_TASK TO CARRY OUT_. Copy out each line featuring the string "Gott" from the entries beneath.
***** DATA SHOWN *****
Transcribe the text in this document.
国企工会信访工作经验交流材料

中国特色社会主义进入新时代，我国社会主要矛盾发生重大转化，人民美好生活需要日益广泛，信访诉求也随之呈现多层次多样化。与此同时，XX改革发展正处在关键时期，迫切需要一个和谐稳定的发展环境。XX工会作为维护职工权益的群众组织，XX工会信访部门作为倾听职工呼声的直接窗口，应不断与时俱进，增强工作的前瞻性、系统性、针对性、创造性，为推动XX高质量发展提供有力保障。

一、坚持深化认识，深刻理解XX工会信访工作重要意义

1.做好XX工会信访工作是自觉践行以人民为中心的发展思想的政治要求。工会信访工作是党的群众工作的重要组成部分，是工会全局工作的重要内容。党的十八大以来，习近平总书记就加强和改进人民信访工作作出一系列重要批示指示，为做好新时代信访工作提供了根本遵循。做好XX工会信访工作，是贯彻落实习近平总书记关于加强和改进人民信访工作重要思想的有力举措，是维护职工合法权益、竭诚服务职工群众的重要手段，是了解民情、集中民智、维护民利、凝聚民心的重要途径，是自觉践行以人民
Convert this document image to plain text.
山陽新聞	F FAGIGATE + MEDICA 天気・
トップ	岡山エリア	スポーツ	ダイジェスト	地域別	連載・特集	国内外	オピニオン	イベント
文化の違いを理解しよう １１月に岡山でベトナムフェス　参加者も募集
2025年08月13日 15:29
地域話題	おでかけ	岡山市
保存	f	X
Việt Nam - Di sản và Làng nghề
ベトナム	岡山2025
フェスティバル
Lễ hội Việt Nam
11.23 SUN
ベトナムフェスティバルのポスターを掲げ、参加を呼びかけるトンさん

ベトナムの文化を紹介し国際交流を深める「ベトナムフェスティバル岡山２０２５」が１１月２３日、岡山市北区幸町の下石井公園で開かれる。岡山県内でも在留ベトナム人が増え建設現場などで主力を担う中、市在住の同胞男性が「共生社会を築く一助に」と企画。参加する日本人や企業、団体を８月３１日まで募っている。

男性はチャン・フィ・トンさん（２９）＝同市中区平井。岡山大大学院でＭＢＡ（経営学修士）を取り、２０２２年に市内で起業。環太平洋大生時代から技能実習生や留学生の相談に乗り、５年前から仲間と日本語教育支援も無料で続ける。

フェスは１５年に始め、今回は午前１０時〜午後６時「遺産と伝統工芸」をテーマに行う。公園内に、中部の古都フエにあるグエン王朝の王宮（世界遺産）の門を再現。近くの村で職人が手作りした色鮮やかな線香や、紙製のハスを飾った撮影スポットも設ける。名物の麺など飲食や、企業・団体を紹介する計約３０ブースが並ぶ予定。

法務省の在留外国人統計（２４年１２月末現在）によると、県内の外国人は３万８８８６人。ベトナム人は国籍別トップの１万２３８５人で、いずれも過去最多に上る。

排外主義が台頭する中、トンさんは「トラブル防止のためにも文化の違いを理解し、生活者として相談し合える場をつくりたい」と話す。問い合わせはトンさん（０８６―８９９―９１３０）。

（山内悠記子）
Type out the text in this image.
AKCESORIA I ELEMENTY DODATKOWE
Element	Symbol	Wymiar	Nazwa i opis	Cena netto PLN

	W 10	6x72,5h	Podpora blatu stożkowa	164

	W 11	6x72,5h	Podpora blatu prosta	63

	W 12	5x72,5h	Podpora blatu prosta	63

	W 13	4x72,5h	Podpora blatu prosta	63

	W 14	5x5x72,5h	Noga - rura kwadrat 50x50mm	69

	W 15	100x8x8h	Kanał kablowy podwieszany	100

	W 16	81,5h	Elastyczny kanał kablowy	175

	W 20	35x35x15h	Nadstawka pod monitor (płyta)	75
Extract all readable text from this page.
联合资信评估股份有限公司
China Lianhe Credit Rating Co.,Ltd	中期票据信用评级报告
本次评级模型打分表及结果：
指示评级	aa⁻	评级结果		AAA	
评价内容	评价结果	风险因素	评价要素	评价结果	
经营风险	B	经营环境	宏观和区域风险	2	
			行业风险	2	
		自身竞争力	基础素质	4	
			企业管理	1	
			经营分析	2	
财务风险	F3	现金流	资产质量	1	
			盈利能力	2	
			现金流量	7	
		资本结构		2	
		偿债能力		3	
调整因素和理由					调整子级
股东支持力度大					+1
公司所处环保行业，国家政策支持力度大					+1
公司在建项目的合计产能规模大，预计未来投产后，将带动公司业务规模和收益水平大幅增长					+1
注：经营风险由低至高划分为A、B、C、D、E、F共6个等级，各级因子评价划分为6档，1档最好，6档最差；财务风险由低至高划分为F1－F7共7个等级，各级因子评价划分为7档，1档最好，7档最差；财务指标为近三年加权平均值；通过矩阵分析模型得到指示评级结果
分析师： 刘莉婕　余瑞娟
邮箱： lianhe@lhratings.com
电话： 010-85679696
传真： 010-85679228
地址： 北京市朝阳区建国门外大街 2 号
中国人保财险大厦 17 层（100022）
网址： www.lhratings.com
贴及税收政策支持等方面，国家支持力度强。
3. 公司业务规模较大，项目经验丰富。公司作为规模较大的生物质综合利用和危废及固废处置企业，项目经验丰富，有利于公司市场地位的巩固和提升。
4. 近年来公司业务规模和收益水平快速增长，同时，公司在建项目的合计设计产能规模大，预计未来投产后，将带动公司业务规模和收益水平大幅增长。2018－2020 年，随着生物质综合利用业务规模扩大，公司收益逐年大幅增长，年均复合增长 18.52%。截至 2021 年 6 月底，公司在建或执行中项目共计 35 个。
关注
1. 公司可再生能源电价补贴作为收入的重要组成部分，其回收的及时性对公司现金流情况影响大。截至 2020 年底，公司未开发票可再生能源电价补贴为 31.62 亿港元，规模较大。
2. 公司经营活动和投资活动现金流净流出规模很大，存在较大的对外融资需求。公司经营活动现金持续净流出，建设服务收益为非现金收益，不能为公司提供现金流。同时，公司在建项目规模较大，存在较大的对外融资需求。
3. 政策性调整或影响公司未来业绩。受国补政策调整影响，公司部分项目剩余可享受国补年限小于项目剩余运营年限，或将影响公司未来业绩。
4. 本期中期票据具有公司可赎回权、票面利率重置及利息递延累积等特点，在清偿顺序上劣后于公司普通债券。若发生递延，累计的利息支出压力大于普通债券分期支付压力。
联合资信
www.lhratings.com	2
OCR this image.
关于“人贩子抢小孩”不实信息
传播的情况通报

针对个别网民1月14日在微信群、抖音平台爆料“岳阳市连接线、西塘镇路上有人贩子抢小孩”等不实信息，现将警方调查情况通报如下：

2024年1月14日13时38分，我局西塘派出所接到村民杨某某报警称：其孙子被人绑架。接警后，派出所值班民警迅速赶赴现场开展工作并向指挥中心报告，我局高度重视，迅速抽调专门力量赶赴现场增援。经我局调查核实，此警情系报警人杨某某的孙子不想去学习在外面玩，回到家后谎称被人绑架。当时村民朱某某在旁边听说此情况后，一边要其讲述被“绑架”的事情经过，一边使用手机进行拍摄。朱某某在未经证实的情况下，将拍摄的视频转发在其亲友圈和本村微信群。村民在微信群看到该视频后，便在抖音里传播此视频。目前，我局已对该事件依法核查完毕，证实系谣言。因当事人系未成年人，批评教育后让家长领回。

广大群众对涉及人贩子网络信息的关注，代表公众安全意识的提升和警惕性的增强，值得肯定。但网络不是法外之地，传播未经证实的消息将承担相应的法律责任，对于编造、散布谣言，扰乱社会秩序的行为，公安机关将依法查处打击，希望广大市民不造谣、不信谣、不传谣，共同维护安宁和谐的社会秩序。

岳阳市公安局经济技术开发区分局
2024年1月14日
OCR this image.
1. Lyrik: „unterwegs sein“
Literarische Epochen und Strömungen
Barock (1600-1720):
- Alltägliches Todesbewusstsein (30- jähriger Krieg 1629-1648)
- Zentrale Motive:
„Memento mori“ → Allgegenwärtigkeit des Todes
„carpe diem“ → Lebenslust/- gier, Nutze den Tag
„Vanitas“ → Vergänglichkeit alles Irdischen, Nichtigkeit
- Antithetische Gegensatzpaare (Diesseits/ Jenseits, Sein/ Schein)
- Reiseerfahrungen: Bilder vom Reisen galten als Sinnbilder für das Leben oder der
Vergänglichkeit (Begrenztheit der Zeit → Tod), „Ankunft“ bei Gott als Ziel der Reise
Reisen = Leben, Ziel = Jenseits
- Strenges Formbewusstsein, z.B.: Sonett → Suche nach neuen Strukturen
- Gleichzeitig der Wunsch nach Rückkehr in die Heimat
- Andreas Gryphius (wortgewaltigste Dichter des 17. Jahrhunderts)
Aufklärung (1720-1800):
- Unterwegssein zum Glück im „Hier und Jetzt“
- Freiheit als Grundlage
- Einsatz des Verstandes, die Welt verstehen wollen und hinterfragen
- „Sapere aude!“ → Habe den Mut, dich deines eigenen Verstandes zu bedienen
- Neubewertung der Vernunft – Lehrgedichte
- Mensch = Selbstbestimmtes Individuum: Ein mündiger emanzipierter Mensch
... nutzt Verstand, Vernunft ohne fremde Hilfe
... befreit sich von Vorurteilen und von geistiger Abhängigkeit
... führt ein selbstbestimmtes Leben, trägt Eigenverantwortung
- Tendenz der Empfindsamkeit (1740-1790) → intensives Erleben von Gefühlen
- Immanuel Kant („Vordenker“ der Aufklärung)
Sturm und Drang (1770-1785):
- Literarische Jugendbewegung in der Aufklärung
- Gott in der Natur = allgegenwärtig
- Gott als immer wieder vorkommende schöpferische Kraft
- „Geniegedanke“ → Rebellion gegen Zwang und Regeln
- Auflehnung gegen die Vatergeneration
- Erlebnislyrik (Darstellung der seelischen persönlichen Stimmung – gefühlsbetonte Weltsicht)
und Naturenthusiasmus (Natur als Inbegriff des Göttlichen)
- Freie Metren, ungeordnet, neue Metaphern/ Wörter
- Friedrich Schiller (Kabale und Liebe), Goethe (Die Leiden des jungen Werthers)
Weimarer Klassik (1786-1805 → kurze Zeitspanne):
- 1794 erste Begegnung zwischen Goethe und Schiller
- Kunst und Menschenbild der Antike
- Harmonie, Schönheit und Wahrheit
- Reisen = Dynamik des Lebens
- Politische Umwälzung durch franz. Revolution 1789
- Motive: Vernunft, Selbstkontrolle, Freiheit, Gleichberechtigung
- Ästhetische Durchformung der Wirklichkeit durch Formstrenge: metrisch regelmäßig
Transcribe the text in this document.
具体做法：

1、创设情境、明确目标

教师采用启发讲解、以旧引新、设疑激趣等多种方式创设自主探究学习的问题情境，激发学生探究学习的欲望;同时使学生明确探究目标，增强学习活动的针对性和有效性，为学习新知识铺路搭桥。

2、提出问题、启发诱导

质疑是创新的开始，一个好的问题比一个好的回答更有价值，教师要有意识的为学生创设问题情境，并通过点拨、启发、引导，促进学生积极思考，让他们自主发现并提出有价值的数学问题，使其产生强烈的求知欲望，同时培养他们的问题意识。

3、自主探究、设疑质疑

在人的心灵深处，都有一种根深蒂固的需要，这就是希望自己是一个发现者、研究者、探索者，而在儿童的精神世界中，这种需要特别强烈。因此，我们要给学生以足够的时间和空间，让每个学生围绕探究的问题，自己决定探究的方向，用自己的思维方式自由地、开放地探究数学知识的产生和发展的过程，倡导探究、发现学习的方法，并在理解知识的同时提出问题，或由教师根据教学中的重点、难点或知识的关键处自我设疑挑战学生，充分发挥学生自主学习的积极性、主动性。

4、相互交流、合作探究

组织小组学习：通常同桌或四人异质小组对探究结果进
*****
_RESPONSE TO THE TASK_.
Vergänglichkeit (Begrenztheit der Zeit → Tod), „Ankunft“ bei Gott als Ziel der Reise
- Gott in der Natur = allgegenwärtig
- Gott als immer wieder vorkommende schöpferische Kraft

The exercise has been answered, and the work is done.